==== RAW DATA

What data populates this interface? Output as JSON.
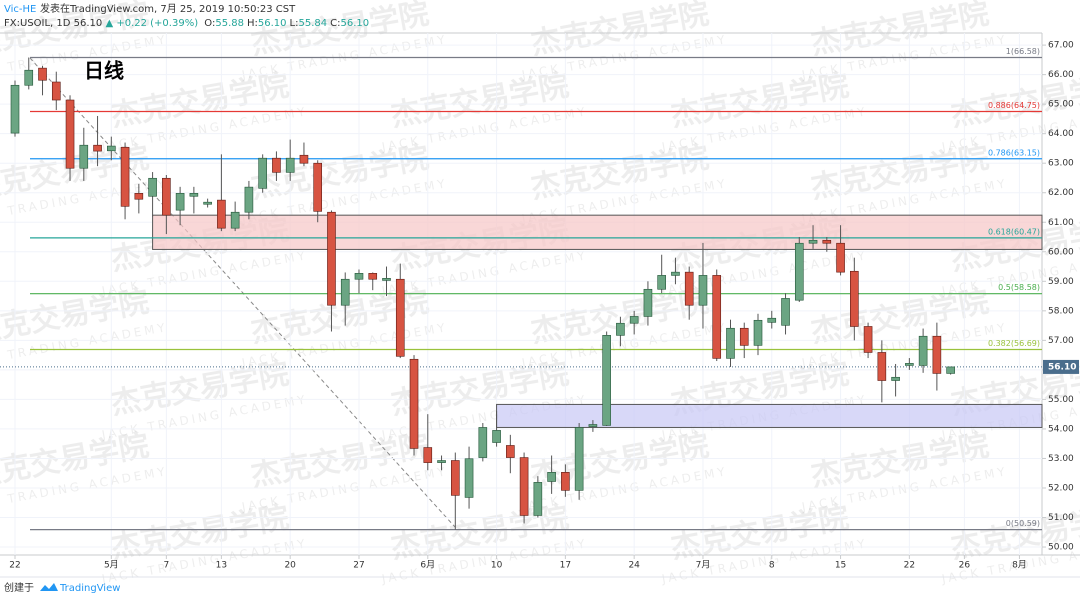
{
  "header": {
    "author": "Vic-HE",
    "published": "发表在TradingView.com, 7月 25, 2019 10:50:23 CST",
    "symbol": "FX:USOIL, 1D 56.10",
    "change": "▲ +0.22 (+0.39%)",
    "ohlc": [
      "O:",
      "55.88",
      "H:",
      "56.10",
      "L:",
      "55.84",
      "C:",
      "56.10"
    ]
  },
  "footer": {
    "created": "创建于",
    "brand": "TradingView"
  },
  "watermark": {
    "title": "杰克交易学院",
    "subtitle": "JACK TRADING ACADEMY"
  },
  "chart_data": {
    "type": "candlestick",
    "title": "日线",
    "open": [
      64.02,
      65.64,
      66.22,
      65.75,
      65.14,
      62.83,
      63.61,
      63.42,
      63.54,
      61.98,
      61.88,
      62.49,
      61.41,
      61.88,
      61.61,
      61.75,
      60.8,
      61.34,
      62.15,
      63.17,
      62.69,
      63.27,
      63.0,
      61.34,
      58.19,
      59.07,
      59.27,
      59.03,
      59.07,
      56.36,
      53.37,
      52.86,
      52.93,
      51.68,
      53.03,
      53.54,
      53.44,
      53.03,
      51.07,
      52.22,
      52.53,
      51.92,
      54.08,
      54.12,
      57.17,
      57.58,
      57.81,
      58.73,
      59.2,
      59.31,
      58.19,
      59.2,
      56.39,
      57.41,
      56.83,
      57.61,
      57.51,
      58.36,
      60.29,
      60.39,
      60.29,
      59.34,
      57.47,
      56.59,
      55.64,
      56.15,
      56.15,
      57.14,
      55.88
    ],
    "high": [
      65.8,
      66.58,
      66.3,
      66.1,
      65.3,
      64.2,
      64.6,
      63.9,
      63.7,
      62.3,
      62.7,
      62.6,
      62.2,
      62.2,
      61.8,
      63.3,
      61.7,
      62.4,
      63.3,
      63.4,
      63.8,
      63.7,
      63.1,
      61.4,
      59.3,
      59.4,
      59.3,
      59.5,
      59.6,
      56.5,
      54.5,
      53.1,
      53.2,
      53.4,
      54.2,
      54.6,
      53.8,
      53.2,
      52.4,
      53.1,
      52.8,
      54.2,
      54.3,
      57.3,
      57.8,
      58.0,
      59.0,
      59.9,
      59.8,
      59.5,
      60.3,
      59.4,
      57.7,
      57.6,
      57.9,
      58.0,
      58.6,
      60.5,
      60.9,
      60.5,
      60.9,
      59.8,
      57.6,
      57.0,
      56.2,
      56.4,
      57.4,
      57.6,
      56.1
    ],
    "low": [
      63.9,
      65.5,
      65.3,
      64.8,
      62.4,
      62.4,
      62.9,
      63.1,
      61.1,
      61.3,
      61.2,
      60.6,
      60.9,
      61.3,
      61.5,
      60.7,
      60.7,
      61.1,
      62.0,
      62.4,
      62.4,
      62.9,
      61.0,
      57.3,
      57.5,
      58.6,
      58.7,
      58.5,
      56.4,
      53.1,
      52.6,
      52.6,
      50.59,
      51.3,
      52.9,
      53.4,
      52.5,
      50.8,
      51.0,
      51.8,
      51.7,
      51.6,
      53.9,
      54.1,
      56.8,
      57.2,
      57.5,
      58.6,
      58.9,
      57.7,
      57.4,
      56.3,
      56.1,
      56.4,
      56.5,
      57.4,
      57.2,
      58.3,
      60.1,
      60.0,
      59.2,
      57.0,
      56.4,
      54.9,
      55.1,
      56.0,
      55.9,
      55.3,
      55.84
    ],
    "close": [
      65.64,
      66.15,
      65.81,
      65.14,
      62.83,
      63.61,
      63.41,
      63.58,
      61.54,
      61.78,
      62.49,
      61.24,
      61.98,
      61.98,
      61.68,
      60.8,
      61.34,
      62.19,
      63.17,
      62.69,
      63.17,
      63.0,
      61.37,
      58.19,
      59.07,
      59.27,
      59.07,
      59.1,
      56.46,
      53.34,
      52.86,
      52.93,
      51.75,
      52.99,
      54.05,
      53.95,
      53.03,
      51.07,
      52.19,
      52.53,
      51.92,
      54.05,
      54.15,
      57.17,
      57.58,
      57.81,
      58.73,
      59.2,
      59.31,
      58.19,
      59.2,
      56.39,
      57.41,
      56.83,
      57.68,
      57.75,
      58.42,
      60.29,
      60.39,
      60.29,
      59.31,
      57.47,
      56.59,
      55.64,
      55.75,
      56.22,
      57.14,
      55.88,
      56.1
    ],
    "up_color": "#6ba583",
    "down_color": "#d75442",
    "xlim": [
      -1.09,
      74.64
    ],
    "xticks": [
      {
        "value": 0,
        "label": "22"
      },
      {
        "value": 7,
        "label": "5月"
      },
      {
        "value": 11,
        "label": "7"
      },
      {
        "value": 15,
        "label": "13"
      },
      {
        "value": 20,
        "label": "20"
      },
      {
        "value": 25,
        "label": "27"
      },
      {
        "value": 30,
        "label": "6月"
      },
      {
        "value": 35,
        "label": "10"
      },
      {
        "value": 40,
        "label": "17"
      },
      {
        "value": 45,
        "label": "24"
      },
      {
        "value": 50,
        "label": "7月"
      },
      {
        "value": 55,
        "label": "8"
      },
      {
        "value": 60,
        "label": "15"
      },
      {
        "value": 65,
        "label": "22"
      },
      {
        "value": 69,
        "label": "26"
      },
      {
        "value": 73,
        "label": "8月"
      }
    ],
    "ylim": [
      49.73,
      67.41
    ],
    "yticks": [
      {
        "value": 50,
        "label": "50.00"
      },
      {
        "value": 51,
        "label": "51.00"
      },
      {
        "value": 52,
        "label": "52.00"
      },
      {
        "value": 53,
        "label": "53.00"
      },
      {
        "value": 54,
        "label": "54.00"
      },
      {
        "value": 55,
        "label": "55.00"
      },
      {
        "value": 56,
        "label": "56.00"
      },
      {
        "value": 57,
        "label": "57.00"
      },
      {
        "value": 58,
        "label": "58.00"
      },
      {
        "value": 59,
        "label": "59.00"
      },
      {
        "value": 60,
        "label": "60.00"
      },
      {
        "value": 61,
        "label": "61.00"
      },
      {
        "value": 62,
        "label": "62.00"
      },
      {
        "value": 63,
        "label": "63.00"
      },
      {
        "value": 64,
        "label": "64.00"
      },
      {
        "value": 65,
        "label": "65.00"
      },
      {
        "value": 66,
        "label": "66.00"
      },
      {
        "value": 67,
        "label": "67.00"
      }
    ],
    "grid": true,
    "levels": [
      {
        "value": 66.58,
        "label": "1(66.58)",
        "color": "#787b86"
      },
      {
        "value": 64.75,
        "label": "0.886(64.75)",
        "color": "#e53935"
      },
      {
        "value": 63.15,
        "label": "0.786(63.15)",
        "color": "#2196f3"
      },
      {
        "value": 60.47,
        "label": "0.618(60.47)",
        "color": "#26a69a"
      },
      {
        "value": 58.58,
        "label": "0.5(58.58)",
        "color": "#4caf50"
      },
      {
        "value": 56.69,
        "label": "0.382(56.69)",
        "color": "#9ac23c"
      },
      {
        "value": 50.59,
        "label": "0(50.59)",
        "color": "#787b86"
      }
    ],
    "zones": [
      {
        "start": 10,
        "from": 60.08,
        "to": 61.24,
        "color": "#f7c6c6",
        "border": "#555555"
      },
      {
        "start": 35,
        "from": 54.05,
        "to": 54.83,
        "color": "#c8c8f5",
        "border": "#555555"
      }
    ],
    "last_price": {
      "value": 56.1,
      "label": "56.10",
      "color": "#4a6d8c"
    }
  }
}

========

Give every line above again exactly, with no pictures.

What data populates this interface? Output as JSON.
{
  "header": {
    "author": "Vic-HE",
    "published": "发表在TradingView.com, 7月 25, 2019 10:50:23 CST",
    "symbol": "FX:USOIL, 1D 56.10",
    "change": "▲ +0.22 (+0.39%)",
    "ohlc": [
      "O:",
      "55.88",
      "H:",
      "56.10",
      "L:",
      "55.84",
      "C:",
      "56.10"
    ]
  },
  "footer": {
    "created": "创建于",
    "brand": "TradingView"
  },
  "watermark": {
    "title": "杰克交易学院",
    "subtitle": "JACK TRADING ACADEMY"
  },
  "chart_data": {
    "type": "candlestick",
    "title": "日线",
    "open": [
      64.02,
      65.64,
      66.22,
      65.75,
      65.14,
      62.83,
      63.61,
      63.42,
      63.54,
      61.98,
      61.88,
      62.49,
      61.41,
      61.88,
      61.61,
      61.75,
      60.8,
      61.34,
      62.15,
      63.17,
      62.69,
      63.27,
      63.0,
      61.34,
      58.19,
      59.07,
      59.27,
      59.03,
      59.07,
      56.36,
      53.37,
      52.86,
      52.93,
      51.68,
      53.03,
      53.54,
      53.44,
      53.03,
      51.07,
      52.22,
      52.53,
      51.92,
      54.08,
      54.12,
      57.17,
      57.58,
      57.81,
      58.73,
      59.2,
      59.31,
      58.19,
      59.2,
      56.39,
      57.41,
      56.83,
      57.61,
      57.51,
      58.36,
      60.29,
      60.39,
      60.29,
      59.34,
      57.47,
      56.59,
      55.64,
      56.15,
      56.15,
      57.14,
      55.88
    ],
    "high": [
      65.8,
      66.58,
      66.3,
      66.1,
      65.3,
      64.2,
      64.6,
      63.9,
      63.7,
      62.3,
      62.7,
      62.6,
      62.2,
      62.2,
      61.8,
      63.3,
      61.7,
      62.4,
      63.3,
      63.4,
      63.8,
      63.7,
      63.1,
      61.4,
      59.3,
      59.4,
      59.3,
      59.5,
      59.6,
      56.5,
      54.5,
      53.1,
      53.2,
      53.4,
      54.2,
      54.6,
      53.8,
      53.2,
      52.4,
      53.1,
      52.8,
      54.2,
      54.3,
      57.3,
      57.8,
      58.0,
      59.0,
      59.9,
      59.8,
      59.5,
      60.3,
      59.4,
      57.7,
      57.6,
      57.9,
      58.0,
      58.6,
      60.5,
      60.9,
      60.5,
      60.9,
      59.8,
      57.6,
      57.0,
      56.2,
      56.4,
      57.4,
      57.6,
      56.1
    ],
    "low": [
      63.9,
      65.5,
      65.3,
      64.8,
      62.4,
      62.4,
      62.9,
      63.1,
      61.1,
      61.3,
      61.2,
      60.6,
      60.9,
      61.3,
      61.5,
      60.7,
      60.7,
      61.1,
      62.0,
      62.4,
      62.4,
      62.9,
      61.0,
      57.3,
      57.5,
      58.6,
      58.7,
      58.5,
      56.4,
      53.1,
      52.6,
      52.6,
      50.59,
      51.3,
      52.9,
      53.4,
      52.5,
      50.8,
      51.0,
      51.8,
      51.7,
      51.6,
      53.9,
      54.1,
      56.8,
      57.2,
      57.5,
      58.6,
      58.9,
      57.7,
      57.4,
      56.3,
      56.1,
      56.4,
      56.5,
      57.4,
      57.2,
      58.3,
      60.1,
      60.0,
      59.2,
      57.0,
      56.4,
      54.9,
      55.1,
      56.0,
      55.9,
      55.3,
      55.84
    ],
    "close": [
      65.64,
      66.15,
      65.81,
      65.14,
      62.83,
      63.61,
      63.41,
      63.58,
      61.54,
      61.78,
      62.49,
      61.24,
      61.98,
      61.98,
      61.68,
      60.8,
      61.34,
      62.19,
      63.17,
      62.69,
      63.17,
      63.0,
      61.37,
      58.19,
      59.07,
      59.27,
      59.07,
      59.1,
      56.46,
      53.34,
      52.86,
      52.93,
      51.75,
      52.99,
      54.05,
      53.95,
      53.03,
      51.07,
      52.19,
      52.53,
      51.92,
      54.05,
      54.15,
      57.17,
      57.58,
      57.81,
      58.73,
      59.2,
      59.31,
      58.19,
      59.2,
      56.39,
      57.41,
      56.83,
      57.68,
      57.75,
      58.42,
      60.29,
      60.39,
      60.29,
      59.31,
      57.47,
      56.59,
      55.64,
      55.75,
      56.22,
      57.14,
      55.88,
      56.1
    ],
    "up_color": "#6ba583",
    "down_color": "#d75442",
    "xlim": [
      -1.09,
      74.64
    ],
    "xticks": [
      {
        "value": 0,
        "label": "22"
      },
      {
        "value": 7,
        "label": "5月"
      },
      {
        "value": 11,
        "label": "7"
      },
      {
        "value": 15,
        "label": "13"
      },
      {
        "value": 20,
        "label": "20"
      },
      {
        "value": 25,
        "label": "27"
      },
      {
        "value": 30,
        "label": "6月"
      },
      {
        "value": 35,
        "label": "10"
      },
      {
        "value": 40,
        "label": "17"
      },
      {
        "value": 45,
        "label": "24"
      },
      {
        "value": 50,
        "label": "7月"
      },
      {
        "value": 55,
        "label": "8"
      },
      {
        "value": 60,
        "label": "15"
      },
      {
        "value": 65,
        "label": "22"
      },
      {
        "value": 69,
        "label": "26"
      },
      {
        "value": 73,
        "label": "8月"
      }
    ],
    "ylim": [
      49.73,
      67.41
    ],
    "yticks": [
      {
        "value": 50,
        "label": "50.00"
      },
      {
        "value": 51,
        "label": "51.00"
      },
      {
        "value": 52,
        "label": "52.00"
      },
      {
        "value": 53,
        "label": "53.00"
      },
      {
        "value": 54,
        "label": "54.00"
      },
      {
        "value": 55,
        "label": "55.00"
      },
      {
        "value": 56,
        "label": "56.00"
      },
      {
        "value": 57,
        "label": "57.00"
      },
      {
        "value": 58,
        "label": "58.00"
      },
      {
        "value": 59,
        "label": "59.00"
      },
      {
        "value": 60,
        "label": "60.00"
      },
      {
        "value": 61,
        "label": "61.00"
      },
      {
        "value": 62,
        "label": "62.00"
      },
      {
        "value": 63,
        "label": "63.00"
      },
      {
        "value": 64,
        "label": "64.00"
      },
      {
        "value": 65,
        "label": "65.00"
      },
      {
        "value": 66,
        "label": "66.00"
      },
      {
        "value": 67,
        "label": "67.00"
      }
    ],
    "grid": true,
    "levels": [
      {
        "value": 66.58,
        "label": "1(66.58)",
        "color": "#787b86"
      },
      {
        "value": 64.75,
        "label": "0.886(64.75)",
        "color": "#e53935"
      },
      {
        "value": 63.15,
        "label": "0.786(63.15)",
        "color": "#2196f3"
      },
      {
        "value": 60.47,
        "label": "0.618(60.47)",
        "color": "#26a69a"
      },
      {
        "value": 58.58,
        "label": "0.5(58.58)",
        "color": "#4caf50"
      },
      {
        "value": 56.69,
        "label": "0.382(56.69)",
        "color": "#9ac23c"
      },
      {
        "value": 50.59,
        "label": "0(50.59)",
        "color": "#787b86"
      }
    ],
    "zones": [
      {
        "start": 10,
        "from": 60.08,
        "to": 61.24,
        "color": "#f7c6c6",
        "border": "#555555"
      },
      {
        "start": 35,
        "from": 54.05,
        "to": 54.83,
        "color": "#c8c8f5",
        "border": "#555555"
      }
    ],
    "last_price": {
      "value": 56.1,
      "label": "56.10",
      "color": "#4a6d8c"
    }
  }
}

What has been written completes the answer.